*Brief*.
Restate the listing below word for word, omitting any images.
==== Given records
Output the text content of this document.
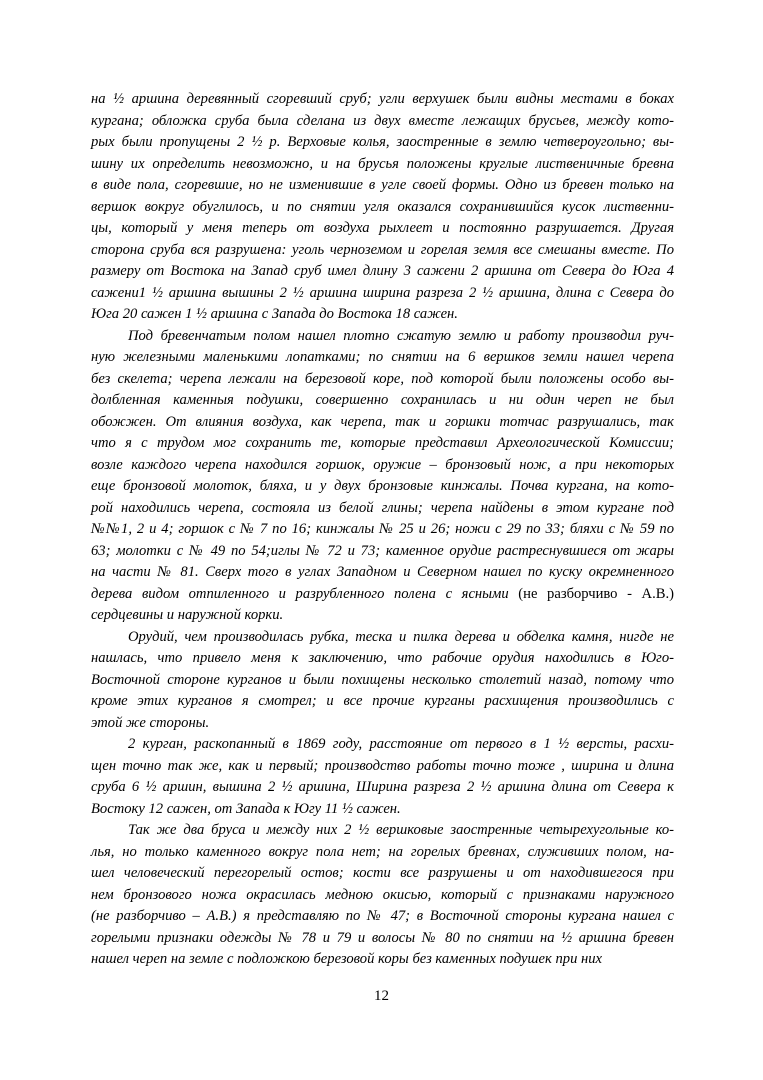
на ½ аршина деревянный сгоревший сруб; угли верхушек были видны местами в боках
кургана; обложка сруба была сделана из двух вместе лежащих брусьев, между кото-
рых были пропущены 2 ½ р. Верховые колья, заостренные в землю четвероугольно; вы-
шину их определить невозможно, и на брусья положены круглые лиственичные бревна
в виде пола, сгоревшие, но не изменившие в угле своей формы. Одно из бревен только на
вершок вокруг обуглилось, и по снятии угля оказался сохранившийся кусок лиственни-
цы, который у меня теперь от воздуха рыхлеет и постоянно разрушается. Другая
сторона сруба вся разрушена: уголь черноземом и горелая земля все смешаны вместе. По
размеру от Востока на Запад сруб имел длину 3 сажени 2 аршина от Севера до Юга 4
сажени1 ½ аршина вышины 2 ½ аршина ширина разреза 2 ½ аршина, длина с Севера до
Юга 20 сажен 1 ½ аршина с Запада до Востока 18 сажен.

Под бревенчатым полом нашел плотно сжатую землю и работу производил руч-
ную железными маленькими лопатками; по снятии на 6 вершков земли нашел черепа
без скелета; черепа лежали на березовой коре, под которой были положены особо вы-
долбленная каменныя подушки, совершенно сохранилась и ни один череп не был
обожжен. От влияния воздуха, как черепа, так и горшки тотчас разрушались, так
что я с трудом мог сохранить те, которые представил Археологической Комиссии;
возле каждого черепа находился горшок, оружие – бронзовый нож, а при некоторых
еще бронзовой молоток, бляха, и у двух бронзовые кинжалы. Почва кургана, на кото-
рой находились черепа, состояла из белой глины; черепа найдены в этом кургане под
№№1, 2 и 4; горшок с № 7 по 16; кинжалы № 25 и 26; ножи с 29 по 33; бляхи с № 59 по
63; молотки с № 49 по 54;иглы № 72 и 73; каменное орудие растреснувшиеся от жары
на части № 81. Сверх того в углах Западном и Северном нашел по куску окремненного
дерева видом отпиленного и разрубленного полена с ясными (не разборчиво - А.В.)
сердцевины и наружной корки.

Орудий, чем производилась рубка, теска и пилка дерева и обделка камня, нигде не
нашлась, что привело меня к заключению, что рабочие орудия находились в Юго-
Восточной стороне курганов и были похищены несколько столетий назад, потому что
кроме этих курганов я смотрел; и все прочие курганы расхищения производились с
этой же стороны.

2 курган, раскопанный в 1869 году, расстояние от первого в 1 ½ версты, расхи-
щен точно так же, как и первый; производство работы точно тоже , ширина и длина
сруба 6 ½ аршин, вышина 2 ½ аршина, Ширина разреза 2 ½ аршина длина от Севера к
Востоку 12 сажен, от Запада к Югу 11 ½ сажен.

Так же два бруса и между них 2 ½ вершковые заостренные четырехугольные ко-
лья, но только каменного вокруг пола нет; на горелых бревнах, служивших полом, на-
шел человеческий перегорелый остов; кости все разрушены и от находившегося при
нем бронзового ножа окрасилась медною окисью, который с признаками наружного
(не разборчиво – А.В.) я представляю по № 47; в Восточной стороны кургана нашел с
горелыми признаки одежды № 78 и 79 и волосы № 80 по снятии на ½ аршина бревен
нашел череп на земле с подложкою березовой коры без каменных подушек при них

12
========
*Complete response*.
Output the text content of this document.
на ½ аршина деревянный сгоревший сруб; угли верхушек были видны местами в боках
кургана; обложка сруба была сделана из двух вместе лежащих брусьев, между кото-
рых были пропущены 2 ½ р. Верховые колья, заостренные в землю четвероугольно; вы-
шину их определить невозможно, и на брусья положены круглые лиственичные бревна
в виде пола, сгоревшие, но не изменившие в угле своей формы. Одно из бревен только на
вершок вокруг обуглилось, и по снятии угля оказался сохранившийся кусок лиственни-
цы, который у меня теперь от воздуха рыхлеет и постоянно разрушается. Другая
сторона сруба вся разрушена: уголь черноземом и горелая земля все смешаны вместе. По
размеру от Востока на Запад сруб имел длину 3 сажени 2 аршина от Севера до Юга 4
сажени1 ½ аршина вышины 2 ½ аршина ширина разреза 2 ½ аршина, длина с Севера до
Юга 20 сажен 1 ½ аршина с Запада до Востока 18 сажен.

Под бревенчатым полом нашел плотно сжатую землю и работу производил руч-
ную железными маленькими лопатками; по снятии на 6 вершков земли нашел черепа
без скелета; черепа лежали на березовой коре, под которой были положены особо вы-
долбленная каменныя подушки, совершенно сохранилась и ни один череп не был
обожжен. От влияния воздуха, как черепа, так и горшки тотчас разрушались, так
что я с трудом мог сохранить те, которые представил Археологической Комиссии;
возле каждого черепа находился горшок, оружие – бронзовый нож, а при некоторых
еще бронзовой молоток, бляха, и у двух бронзовые кинжалы. Почва кургана, на кото-
рой находились черепа, состояла из белой глины; черепа найдены в этом кургане под
№№1, 2 и 4; горшок с № 7 по 16; кинжалы № 25 и 26; ножи с 29 по 33; бляхи с № 59 по
63; молотки с № 49 по 54;иглы № 72 и 73; каменное орудие растреснувшиеся от жары
на части № 81. Сверх того в углах Западном и Северном нашел по куску окремненного
дерева видом отпиленного и разрубленного полена с ясными (не разборчиво - А.В.)
сердцевины и наружной корки.

Орудий, чем производилась рубка, теска и пилка дерева и обделка камня, нигде не
нашлась, что привело меня к заключению, что рабочие орудия находились в Юго-
Восточной стороне курганов и были похищены несколько столетий назад, потому что
кроме этих курганов я смотрел; и все прочие курганы расхищения производились с
этой же стороны.

2 курган, раскопанный в 1869 году, расстояние от первого в 1 ½ версты, расхи-
щен точно так же, как и первый; производство работы точно тоже , ширина и длина
сруба 6 ½ аршин, вышина 2 ½ аршина, Ширина разреза 2 ½ аршина длина от Севера к
Востоку 12 сажен, от Запада к Югу 11 ½ сажен.

Так же два бруса и между них 2 ½ вершковые заостренные четырехугольные ко-
лья, но только каменного вокруг пола нет; на горелых бревнах, служивших полом, на-
шел человеческий перегорелый остов; кости все разрушены и от находившегося при
нем бронзового ножа окрасилась медною окисью, который с признаками наружного
(не разборчиво – А.В.) я представляю по № 47; в Восточной стороны кургана нашел с
горелыми признаки одежды № 78 и 79 и волосы № 80 по снятии на ½ аршина бревен
нашел череп на земле с подложкою березовой коры без каменных подушек при них

12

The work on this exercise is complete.